Task =>
Make an exact copy of the lines below.

Source material =>
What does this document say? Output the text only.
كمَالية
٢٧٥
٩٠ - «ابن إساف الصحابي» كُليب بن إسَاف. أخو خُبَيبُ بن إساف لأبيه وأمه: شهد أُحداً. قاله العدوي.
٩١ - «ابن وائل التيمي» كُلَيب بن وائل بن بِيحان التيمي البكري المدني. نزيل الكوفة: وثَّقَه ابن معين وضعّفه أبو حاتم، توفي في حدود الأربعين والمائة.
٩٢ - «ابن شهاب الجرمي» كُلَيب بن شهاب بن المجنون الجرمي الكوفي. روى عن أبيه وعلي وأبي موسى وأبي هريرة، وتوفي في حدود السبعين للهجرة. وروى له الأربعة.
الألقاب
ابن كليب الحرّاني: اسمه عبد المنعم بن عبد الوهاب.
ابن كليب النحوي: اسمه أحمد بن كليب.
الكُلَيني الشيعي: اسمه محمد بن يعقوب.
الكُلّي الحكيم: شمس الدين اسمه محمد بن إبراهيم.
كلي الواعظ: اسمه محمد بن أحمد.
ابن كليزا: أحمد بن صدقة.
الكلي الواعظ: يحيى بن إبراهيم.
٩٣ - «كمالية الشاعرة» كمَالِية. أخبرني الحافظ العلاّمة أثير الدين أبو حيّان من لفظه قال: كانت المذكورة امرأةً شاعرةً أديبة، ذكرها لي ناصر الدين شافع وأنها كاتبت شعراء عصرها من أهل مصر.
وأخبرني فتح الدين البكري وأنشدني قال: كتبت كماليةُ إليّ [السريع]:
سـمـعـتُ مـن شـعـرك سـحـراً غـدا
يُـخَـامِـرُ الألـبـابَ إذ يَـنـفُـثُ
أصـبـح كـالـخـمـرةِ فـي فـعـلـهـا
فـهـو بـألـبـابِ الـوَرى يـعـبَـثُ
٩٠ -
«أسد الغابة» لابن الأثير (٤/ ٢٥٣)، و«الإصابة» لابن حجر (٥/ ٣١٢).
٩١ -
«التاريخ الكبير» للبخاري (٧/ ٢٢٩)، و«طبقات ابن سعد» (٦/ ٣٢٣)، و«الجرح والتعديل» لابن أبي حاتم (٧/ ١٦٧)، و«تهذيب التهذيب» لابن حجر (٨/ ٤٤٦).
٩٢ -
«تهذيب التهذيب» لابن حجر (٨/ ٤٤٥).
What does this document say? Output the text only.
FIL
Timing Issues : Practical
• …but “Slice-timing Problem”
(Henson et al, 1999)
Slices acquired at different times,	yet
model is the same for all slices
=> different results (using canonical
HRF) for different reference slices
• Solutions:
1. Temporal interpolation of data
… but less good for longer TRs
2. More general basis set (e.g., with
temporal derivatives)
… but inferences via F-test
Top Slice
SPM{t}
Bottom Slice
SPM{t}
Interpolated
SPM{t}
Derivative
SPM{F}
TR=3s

Full output =>
What does this document say? Output the text only.
كمَالية
٢٧٥
٩٠ - «ابن إساف الصحابي» كُليب بن إسَاف. أخو خُبَيبُ بن إساف لأبيه وأمه: شهد أُحداً. قاله العدوي.
٩١ - «ابن وائل التيمي» كُلَيب بن وائل بن بِيحان التيمي البكري المدني. نزيل الكوفة: وثَّقَه ابن معين وضعّفه أبو حاتم، توفي في حدود الأربعين والمائة.
٩٢ - «ابن شهاب الجرمي» كُلَيب بن شهاب بن المجنون الجرمي الكوفي. روى عن أبيه وعلي وأبي موسى وأبي هريرة، وتوفي في حدود السبعين للهجرة. وروى له الأربعة.
الألقاب
ابن كليب الحرّاني: اسمه عبد المنعم بن عبد الوهاب.
ابن كليب النحوي: اسمه أحمد بن كليب.
الكُلَيني الشيعي: اسمه محمد بن يعقوب.
الكُلّي الحكيم: شمس الدين اسمه محمد بن إبراهيم.
كلي الواعظ: اسمه محمد بن أحمد.
ابن كليزا: أحمد بن صدقة.
الكلي الواعظ: يحيى بن إبراهيم.
٩٣ - «كمالية الشاعرة» كمَالِية. أخبرني الحافظ العلاّمة أثير الدين أبو حيّان من لفظه قال: كانت المذكورة امرأةً شاعرةً أديبة، ذكرها لي ناصر الدين شافع وأنها كاتبت شعراء عصرها من أهل مصر.
وأخبرني فتح الدين البكري وأنشدني قال: كتبت كماليةُ إليّ [السريع]:
سـمـعـتُ مـن شـعـرك سـحـراً غـدا
يُـخَـامِـرُ الألـبـابَ إذ يَـنـفُـثُ
أصـبـح كـالـخـمـرةِ فـي فـعـلـهـا
فـهـو بـألـبـابِ الـوَرى يـعـبَـثُ
٩٠ -
«أسد الغابة» لابن الأثير (٤/ ٢٥٣)، و«الإصابة» لابن حجر (٥/ ٣١٢).
٩١ -
«التاريخ الكبير» للبخاري (٧/ ٢٢٩)، و«طبقات ابن سعد» (٦/ ٣٢٣)، و«الجرح والتعديل» لابن أبي حاتم (٧/ ١٦٧)، و«تهذيب التهذيب» لابن حجر (٨/ ٤٤٦).
٩٢ -
«تهذيب التهذيب» لابن حجر (٨/ ٤٤٥).
What does this document say? Output the text only.
FIL
Timing Issues : Practical
• …but “Slice-timing Problem”
(Henson et al, 1999)
Slices acquired at different times,	yet
model is the same for all slices
=> different results (using canonical
HRF) for different reference slices
• Solutions:
1. Temporal interpolation of data
… but less good for longer TRs
2. More general basis set (e.g., with
temporal derivatives)
… but inferences via F-test
Top Slice
SPM{t}
Bottom Slice
SPM{t}
Interpolated
SPM{t}
Derivative
SPM{F}
TR=3s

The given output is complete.